Print the listing that follows, character for character.
[START OF DATASET ENTRIES]
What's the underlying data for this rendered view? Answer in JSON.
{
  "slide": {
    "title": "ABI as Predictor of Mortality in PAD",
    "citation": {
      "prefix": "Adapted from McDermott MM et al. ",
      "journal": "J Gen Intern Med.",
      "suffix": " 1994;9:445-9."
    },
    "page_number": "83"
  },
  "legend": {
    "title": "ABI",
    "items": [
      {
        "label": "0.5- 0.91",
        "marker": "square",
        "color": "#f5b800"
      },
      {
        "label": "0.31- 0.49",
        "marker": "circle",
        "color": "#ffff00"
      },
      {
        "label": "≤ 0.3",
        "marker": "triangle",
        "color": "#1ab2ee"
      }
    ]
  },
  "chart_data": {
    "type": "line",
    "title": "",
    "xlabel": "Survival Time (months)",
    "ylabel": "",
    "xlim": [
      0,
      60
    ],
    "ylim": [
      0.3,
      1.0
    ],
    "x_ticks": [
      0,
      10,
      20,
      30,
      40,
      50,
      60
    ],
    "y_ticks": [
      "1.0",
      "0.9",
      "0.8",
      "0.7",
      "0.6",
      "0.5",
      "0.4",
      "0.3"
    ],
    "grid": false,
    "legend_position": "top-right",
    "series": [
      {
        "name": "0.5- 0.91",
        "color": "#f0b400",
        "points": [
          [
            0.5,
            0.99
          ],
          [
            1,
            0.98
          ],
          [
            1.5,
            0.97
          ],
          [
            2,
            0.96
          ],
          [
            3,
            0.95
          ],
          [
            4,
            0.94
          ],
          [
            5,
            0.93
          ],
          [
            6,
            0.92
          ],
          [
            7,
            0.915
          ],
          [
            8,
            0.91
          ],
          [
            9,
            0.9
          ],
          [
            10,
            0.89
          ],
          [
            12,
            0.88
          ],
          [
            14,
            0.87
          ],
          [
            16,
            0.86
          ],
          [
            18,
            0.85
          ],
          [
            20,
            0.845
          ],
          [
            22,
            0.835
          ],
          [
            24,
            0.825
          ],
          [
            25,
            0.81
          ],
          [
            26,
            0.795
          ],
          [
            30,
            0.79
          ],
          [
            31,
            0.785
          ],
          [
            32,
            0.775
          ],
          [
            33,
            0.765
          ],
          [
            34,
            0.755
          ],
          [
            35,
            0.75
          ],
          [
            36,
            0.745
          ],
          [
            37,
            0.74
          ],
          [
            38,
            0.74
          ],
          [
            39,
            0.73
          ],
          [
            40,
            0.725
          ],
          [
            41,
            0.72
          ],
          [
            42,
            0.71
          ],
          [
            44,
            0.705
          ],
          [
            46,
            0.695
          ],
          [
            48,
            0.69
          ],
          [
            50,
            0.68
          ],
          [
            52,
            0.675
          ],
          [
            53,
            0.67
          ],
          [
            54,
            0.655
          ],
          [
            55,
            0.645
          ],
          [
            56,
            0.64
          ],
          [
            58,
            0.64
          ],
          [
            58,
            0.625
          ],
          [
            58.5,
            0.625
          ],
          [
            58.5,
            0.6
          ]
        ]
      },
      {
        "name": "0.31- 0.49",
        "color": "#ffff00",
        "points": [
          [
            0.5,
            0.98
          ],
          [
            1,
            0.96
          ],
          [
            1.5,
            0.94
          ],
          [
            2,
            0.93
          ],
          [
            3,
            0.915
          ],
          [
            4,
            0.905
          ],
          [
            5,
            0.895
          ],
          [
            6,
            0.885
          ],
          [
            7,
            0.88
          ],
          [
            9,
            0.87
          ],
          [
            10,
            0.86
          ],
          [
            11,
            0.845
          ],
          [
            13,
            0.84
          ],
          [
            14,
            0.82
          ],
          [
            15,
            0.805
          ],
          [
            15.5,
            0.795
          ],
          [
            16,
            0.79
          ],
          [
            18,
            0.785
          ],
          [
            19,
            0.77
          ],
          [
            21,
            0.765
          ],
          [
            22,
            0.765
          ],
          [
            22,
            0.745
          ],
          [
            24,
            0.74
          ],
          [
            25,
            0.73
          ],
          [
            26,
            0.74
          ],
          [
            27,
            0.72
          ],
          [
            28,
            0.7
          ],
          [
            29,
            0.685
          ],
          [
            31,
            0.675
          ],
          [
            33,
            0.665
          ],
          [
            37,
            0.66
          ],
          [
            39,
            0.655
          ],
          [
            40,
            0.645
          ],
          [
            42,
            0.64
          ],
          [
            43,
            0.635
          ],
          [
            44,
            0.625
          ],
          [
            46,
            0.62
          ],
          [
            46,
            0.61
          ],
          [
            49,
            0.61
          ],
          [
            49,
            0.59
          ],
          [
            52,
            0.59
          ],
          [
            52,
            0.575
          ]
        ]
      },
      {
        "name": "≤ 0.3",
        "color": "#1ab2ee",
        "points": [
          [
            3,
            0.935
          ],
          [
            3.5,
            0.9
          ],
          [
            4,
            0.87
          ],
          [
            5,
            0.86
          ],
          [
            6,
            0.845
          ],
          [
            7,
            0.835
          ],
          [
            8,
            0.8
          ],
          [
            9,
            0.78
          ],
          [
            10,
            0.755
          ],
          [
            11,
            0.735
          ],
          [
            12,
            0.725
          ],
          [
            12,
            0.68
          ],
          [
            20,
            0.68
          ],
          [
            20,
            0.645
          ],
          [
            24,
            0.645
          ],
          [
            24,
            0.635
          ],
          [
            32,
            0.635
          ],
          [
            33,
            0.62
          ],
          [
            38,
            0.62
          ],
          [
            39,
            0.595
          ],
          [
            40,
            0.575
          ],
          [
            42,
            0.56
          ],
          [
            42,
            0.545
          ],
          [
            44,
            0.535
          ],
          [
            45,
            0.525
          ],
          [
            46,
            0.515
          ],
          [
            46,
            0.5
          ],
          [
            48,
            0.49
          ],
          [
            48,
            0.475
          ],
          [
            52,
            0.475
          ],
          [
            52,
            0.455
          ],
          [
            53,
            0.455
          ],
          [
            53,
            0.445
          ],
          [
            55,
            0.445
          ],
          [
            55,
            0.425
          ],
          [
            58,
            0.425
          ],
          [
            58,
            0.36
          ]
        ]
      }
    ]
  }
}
[END OF DATASET ENTRIES]
THE OUTPUT >>
What's the underlying data for this rendered view? Answer in JSON.
{
  "slide": {
    "title": "ABI as Predictor of Mortality in PAD",
    "citation": {
      "prefix": "Adapted from McDermott MM et al. ",
      "journal": "J Gen Intern Med.",
      "suffix": " 1994;9:445-9."
    },
    "page_number": "83"
  },
  "legend": {
    "title": "ABI",
    "items": [
      {
        "label": "0.5- 0.91",
        "marker": "square",
        "color": "#f5b800"
      },
      {
        "label": "0.31- 0.49",
        "marker": "circle",
        "color": "#ffff00"
      },
      {
        "label": "≤ 0.3",
        "marker": "triangle",
        "color": "#1ab2ee"
      }
    ]
  },
  "chart_data": {
    "type": "line",
    "title": "",
    "xlabel": "Survival Time (months)",
    "ylabel": "",
    "xlim": [
      0,
      60
    ],
    "ylim": [
      0.3,
      1.0
    ],
    "x_ticks": [
      0,
      10,
      20,
      30,
      40,
      50,
      60
    ],
    "y_ticks": [
      "1.0",
      "0.9",
      "0.8",
      "0.7",
      "0.6",
      "0.5",
      "0.4",
      "0.3"
    ],
    "grid": false,
    "legend_position": "top-right",
    "series": [
      {
        "name": "0.5- 0.91",
        "color": "#f0b400",
        "points": [
          [
            0.5,
            0.99
          ],
          [
            1,
            0.98
          ],
          [
            1.5,
            0.97
          ],
          [
            2,
            0.96
          ],
          [
            3,
            0.95
          ],
          [
            4,
            0.94
          ],
          [
            5,
            0.93
          ],
          [
            6,
            0.92
          ],
          [
            7,
            0.915
          ],
          [
            8,
            0.91
          ],
          [
            9,
            0.9
          ],
          [
            10,
            0.89
          ],
          [
            12,
            0.88
          ],
          [
            14,
            0.87
          ],
          [
            16,
            0.86
          ],
          [
            18,
            0.85
          ],
          [
            20,
            0.845
          ],
          [
            22,
            0.835
          ],
          [
            24,
            0.825
          ],
          [
            25,
            0.81
          ],
          [
            26,
            0.795
          ],
          [
            30,
            0.79
          ],
          [
            31,
            0.785
          ],
          [
            32,
            0.775
          ],
          [
            33,
            0.765
          ],
          [
            34,
            0.755
          ],
          [
            35,
            0.75
          ],
          [
            36,
            0.745
          ],
          [
            37,
            0.74
          ],
          [
            38,
            0.74
          ],
          [
            39,
            0.73
          ],
          [
            40,
            0.725
          ],
          [
            41,
            0.72
          ],
          [
            42,
            0.71
          ],
          [
            44,
            0.705
          ],
          [
            46,
            0.695
          ],
          [
            48,
            0.69
          ],
          [
            50,
            0.68
          ],
          [
            52,
            0.675
          ],
          [
            53,
            0.67
          ],
          [
            54,
            0.655
          ],
          [
            55,
            0.645
          ],
          [
            56,
            0.64
          ],
          [
            58,
            0.64
          ],
          [
            58,
            0.625
          ],
          [
            58.5,
            0.625
          ],
          [
            58.5,
            0.6
          ]
        ]
      },
      {
        "name": "0.31- 0.49",
        "color": "#ffff00",
        "points": [
          [
            0.5,
            0.98
          ],
          [
            1,
            0.96
          ],
          [
            1.5,
            0.94
          ],
          [
            2,
            0.93
          ],
          [
            3,
            0.915
          ],
          [
            4,
            0.905
          ],
          [
            5,
            0.895
          ],
          [
            6,
            0.885
          ],
          [
            7,
            0.88
          ],
          [
            9,
            0.87
          ],
          [
            10,
            0.86
          ],
          [
            11,
            0.845
          ],
          [
            13,
            0.84
          ],
          [
            14,
            0.82
          ],
          [
            15,
            0.805
          ],
          [
            15.5,
            0.795
          ],
          [
            16,
            0.79
          ],
          [
            18,
            0.785
          ],
          [
            19,
            0.77
          ],
          [
            21,
            0.765
          ],
          [
            22,
            0.765
          ],
          [
            22,
            0.745
          ],
          [
            24,
            0.74
          ],
          [
            25,
            0.73
          ],
          [
            26,
            0.74
          ],
          [
            27,
            0.72
          ],
          [
            28,
            0.7
          ],
          [
            29,
            0.685
          ],
          [
            31,
            0.675
          ],
          [
            33,
            0.665
          ],
          [
            37,
            0.66
          ],
          [
            39,
            0.655
          ],
          [
            40,
            0.645
          ],
          [
            42,
            0.64
          ],
          [
            43,
            0.635
          ],
          [
            44,
            0.625
          ],
          [
            46,
            0.62
          ],
          [
            46,
            0.61
          ],
          [
            49,
            0.61
          ],
          [
            49,
            0.59
          ],
          [
            52,
            0.59
          ],
          [
            52,
            0.575
          ]
        ]
      },
      {
        "name": "≤ 0.3",
        "color": "#1ab2ee",
        "points": [
          [
            3,
            0.935
          ],
          [
            3.5,
            0.9
          ],
          [
            4,
            0.87
          ],
          [
            5,
            0.86
          ],
          [
            6,
            0.845
          ],
          [
            7,
            0.835
          ],
          [
            8,
            0.8
          ],
          [
            9,
            0.78
          ],
          [
            10,
            0.755
          ],
          [
            11,
            0.735
          ],
          [
            12,
            0.725
          ],
          [
            12,
            0.68
          ],
          [
            20,
            0.68
          ],
          [
            20,
            0.645
          ],
          [
            24,
            0.645
          ],
          [
            24,
            0.635
          ],
          [
            32,
            0.635
          ],
          [
            33,
            0.62
          ],
          [
            38,
            0.62
          ],
          [
            39,
            0.595
          ],
          [
            40,
            0.575
          ],
          [
            42,
            0.56
          ],
          [
            42,
            0.545
          ],
          [
            44,
            0.535
          ],
          [
            45,
            0.525
          ],
          [
            46,
            0.515
          ],
          [
            46,
            0.5
          ],
          [
            48,
            0.49
          ],
          [
            48,
            0.475
          ],
          [
            52,
            0.475
          ],
          [
            52,
            0.455
          ],
          [
            53,
            0.455
          ],
          [
            53,
            0.445
          ],
          [
            55,
            0.445
          ],
          [
            55,
            0.425
          ],
          [
            58,
            0.425
          ],
          [
            58,
            0.36
          ]
        ]
      }
    ]
  }
}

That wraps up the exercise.